__Aim of the task__: Each entry below should be returned exactly as is, with the pictures removed.

Dataset entries on figures
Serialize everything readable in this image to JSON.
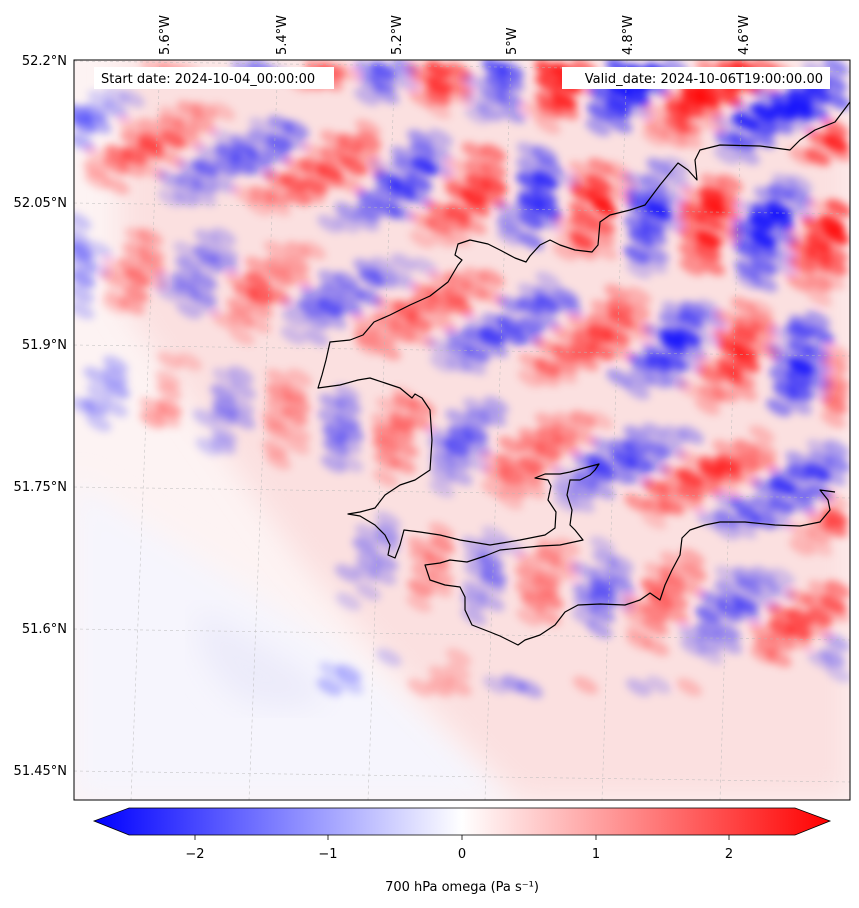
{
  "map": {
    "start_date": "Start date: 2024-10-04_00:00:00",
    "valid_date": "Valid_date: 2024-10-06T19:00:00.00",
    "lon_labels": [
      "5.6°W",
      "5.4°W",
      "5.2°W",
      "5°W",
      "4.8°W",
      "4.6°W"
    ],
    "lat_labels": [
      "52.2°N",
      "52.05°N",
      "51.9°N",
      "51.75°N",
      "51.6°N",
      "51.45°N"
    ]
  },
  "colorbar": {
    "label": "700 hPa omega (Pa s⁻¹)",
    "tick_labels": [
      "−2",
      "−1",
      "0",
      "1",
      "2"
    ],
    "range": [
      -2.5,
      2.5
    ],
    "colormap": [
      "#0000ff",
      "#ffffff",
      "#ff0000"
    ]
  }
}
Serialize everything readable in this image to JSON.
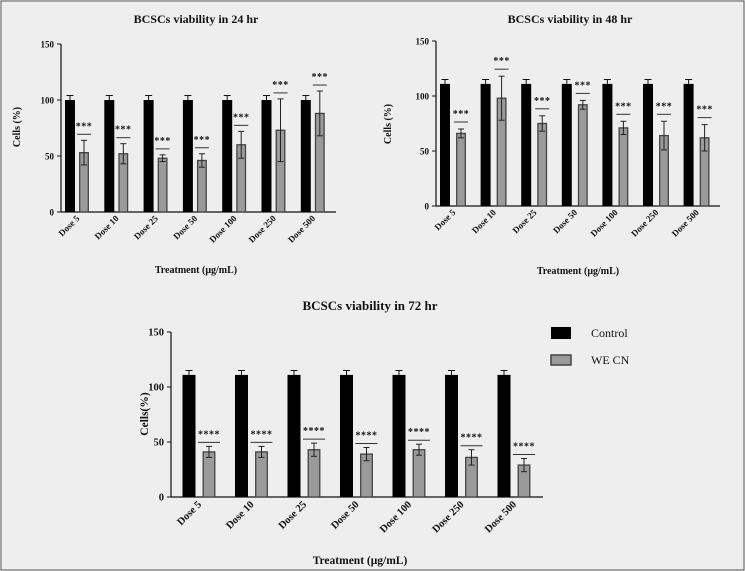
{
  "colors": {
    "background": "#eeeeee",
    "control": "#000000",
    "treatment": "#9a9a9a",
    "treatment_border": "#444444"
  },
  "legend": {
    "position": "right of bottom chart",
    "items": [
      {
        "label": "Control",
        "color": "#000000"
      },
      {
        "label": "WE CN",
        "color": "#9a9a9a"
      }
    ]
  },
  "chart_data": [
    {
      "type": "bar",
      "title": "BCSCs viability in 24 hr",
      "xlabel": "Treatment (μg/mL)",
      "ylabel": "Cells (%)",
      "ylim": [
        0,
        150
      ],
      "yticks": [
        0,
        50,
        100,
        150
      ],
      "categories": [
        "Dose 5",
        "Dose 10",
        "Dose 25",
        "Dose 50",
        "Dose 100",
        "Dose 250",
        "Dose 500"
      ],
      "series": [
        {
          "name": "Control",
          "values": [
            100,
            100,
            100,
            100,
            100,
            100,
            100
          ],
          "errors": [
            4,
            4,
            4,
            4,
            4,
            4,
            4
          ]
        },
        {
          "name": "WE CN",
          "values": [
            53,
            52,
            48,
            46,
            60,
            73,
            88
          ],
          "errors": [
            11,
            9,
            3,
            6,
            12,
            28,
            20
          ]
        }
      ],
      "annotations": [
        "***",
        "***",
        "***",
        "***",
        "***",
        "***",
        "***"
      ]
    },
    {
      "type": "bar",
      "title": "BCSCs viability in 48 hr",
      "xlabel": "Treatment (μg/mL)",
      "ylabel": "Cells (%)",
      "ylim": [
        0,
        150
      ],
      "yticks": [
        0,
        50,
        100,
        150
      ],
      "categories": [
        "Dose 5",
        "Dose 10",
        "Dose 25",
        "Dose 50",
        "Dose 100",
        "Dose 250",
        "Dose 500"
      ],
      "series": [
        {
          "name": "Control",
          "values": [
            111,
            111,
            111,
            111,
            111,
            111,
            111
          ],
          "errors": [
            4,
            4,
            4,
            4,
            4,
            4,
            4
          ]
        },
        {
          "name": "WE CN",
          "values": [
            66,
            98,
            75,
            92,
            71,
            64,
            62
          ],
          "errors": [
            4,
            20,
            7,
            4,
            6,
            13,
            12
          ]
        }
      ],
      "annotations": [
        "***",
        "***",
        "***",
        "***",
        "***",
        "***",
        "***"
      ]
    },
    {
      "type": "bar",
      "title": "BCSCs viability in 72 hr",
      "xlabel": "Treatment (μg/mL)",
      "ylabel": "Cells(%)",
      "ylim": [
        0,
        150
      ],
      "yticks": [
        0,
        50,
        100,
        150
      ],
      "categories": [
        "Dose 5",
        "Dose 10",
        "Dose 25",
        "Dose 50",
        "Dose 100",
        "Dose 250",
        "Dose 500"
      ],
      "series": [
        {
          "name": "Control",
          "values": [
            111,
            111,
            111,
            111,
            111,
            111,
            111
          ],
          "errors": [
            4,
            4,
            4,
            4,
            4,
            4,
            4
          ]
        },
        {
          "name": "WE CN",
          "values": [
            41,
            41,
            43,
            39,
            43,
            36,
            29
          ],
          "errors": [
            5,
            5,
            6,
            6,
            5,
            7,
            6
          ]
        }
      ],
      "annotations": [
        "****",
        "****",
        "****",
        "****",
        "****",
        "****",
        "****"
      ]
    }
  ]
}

__Correct answer__:
Serialize everything readable in this image to JSON.
{
  "map": {
    "start_date": "Start date: 2024-10-04_00:00:00",
    "valid_date": "Valid_date: 2024-10-06T19:00:00.00",
    "lon_labels": [
      "5.6°W",
      "5.4°W",
      "5.2°W",
      "5°W",
      "4.8°W",
      "4.6°W"
    ],
    "lat_labels": [
      "52.2°N",
      "52.05°N",
      "51.9°N",
      "51.75°N",
      "51.6°N",
      "51.45°N"
    ]
  },
  "colorbar": {
    "label": "700 hPa omega (Pa s⁻¹)",
    "tick_labels": [
      "−2",
      "−1",
      "0",
      "1",
      "2"
    ],
    "range": [
      -2.5,
      2.5
    ],
    "colormap": [
      "#0000ff",
      "#ffffff",
      "#ff0000"
    ]
  }
}
Serialize everything readable in this image to JSON.
{
  "colors": {
    "background": "#eeeeee",
    "control": "#000000",
    "treatment": "#9a9a9a",
    "treatment_border": "#444444"
  },
  "legend": {
    "position": "right of bottom chart",
    "items": [
      {
        "label": "Control",
        "color": "#000000"
      },
      {
        "label": "WE CN",
        "color": "#9a9a9a"
      }
    ]
  },
  "chart_data": [
    {
      "type": "bar",
      "title": "BCSCs viability in 24 hr",
      "xlabel": "Treatment (μg/mL)",
      "ylabel": "Cells (%)",
      "ylim": [
        0,
        150
      ],
      "yticks": [
        0,
        50,
        100,
        150
      ],
      "categories": [
        "Dose 5",
        "Dose 10",
        "Dose 25",
        "Dose 50",
        "Dose 100",
        "Dose 250",
        "Dose 500"
      ],
      "series": [
        {
          "name": "Control",
          "values": [
            100,
            100,
            100,
            100,
            100,
            100,
            100
          ],
          "errors": [
            4,
            4,
            4,
            4,
            4,
            4,
            4
          ]
        },
        {
          "name": "WE CN",
          "values": [
            53,
            52,
            48,
            46,
            60,
            73,
            88
          ],
          "errors": [
            11,
            9,
            3,
            6,
            12,
            28,
            20
          ]
        }
      ],
      "annotations": [
        "***",
        "***",
        "***",
        "***",
        "***",
        "***",
        "***"
      ]
    },
    {
      "type": "bar",
      "title": "BCSCs viability in 48 hr",
      "xlabel": "Treatment (μg/mL)",
      "ylabel": "Cells (%)",
      "ylim": [
        0,
        150
      ],
      "yticks": [
        0,
        50,
        100,
        150
      ],
      "categories": [
        "Dose 5",
        "Dose 10",
        "Dose 25",
        "Dose 50",
        "Dose 100",
        "Dose 250",
        "Dose 500"
      ],
      "series": [
        {
          "name": "Control",
          "values": [
            111,
            111,
            111,
            111,
            111,
            111,
            111
          ],
          "errors": [
            4,
            4,
            4,
            4,
            4,
            4,
            4
          ]
        },
        {
          "name": "WE CN",
          "values": [
            66,
            98,
            75,
            92,
            71,
            64,
            62
          ],
          "errors": [
            4,
            20,
            7,
            4,
            6,
            13,
            12
          ]
        }
      ],
      "annotations": [
        "***",
        "***",
        "***",
        "***",
        "***",
        "***",
        "***"
      ]
    },
    {
      "type": "bar",
      "title": "BCSCs viability in 72 hr",
      "xlabel": "Treatment (μg/mL)",
      "ylabel": "Cells(%)",
      "ylim": [
        0,
        150
      ],
      "yticks": [
        0,
        50,
        100,
        150
      ],
      "categories": [
        "Dose 5",
        "Dose 10",
        "Dose 25",
        "Dose 50",
        "Dose 100",
        "Dose 250",
        "Dose 500"
      ],
      "series": [
        {
          "name": "Control",
          "values": [
            111,
            111,
            111,
            111,
            111,
            111,
            111
          ],
          "errors": [
            4,
            4,
            4,
            4,
            4,
            4,
            4
          ]
        },
        {
          "name": "WE CN",
          "values": [
            41,
            41,
            43,
            39,
            43,
            36,
            29
          ],
          "errors": [
            5,
            5,
            6,
            6,
            5,
            7,
            6
          ]
        }
      ],
      "annotations": [
        "****",
        "****",
        "****",
        "****",
        "****",
        "****",
        "****"
      ]
    }
  ]
}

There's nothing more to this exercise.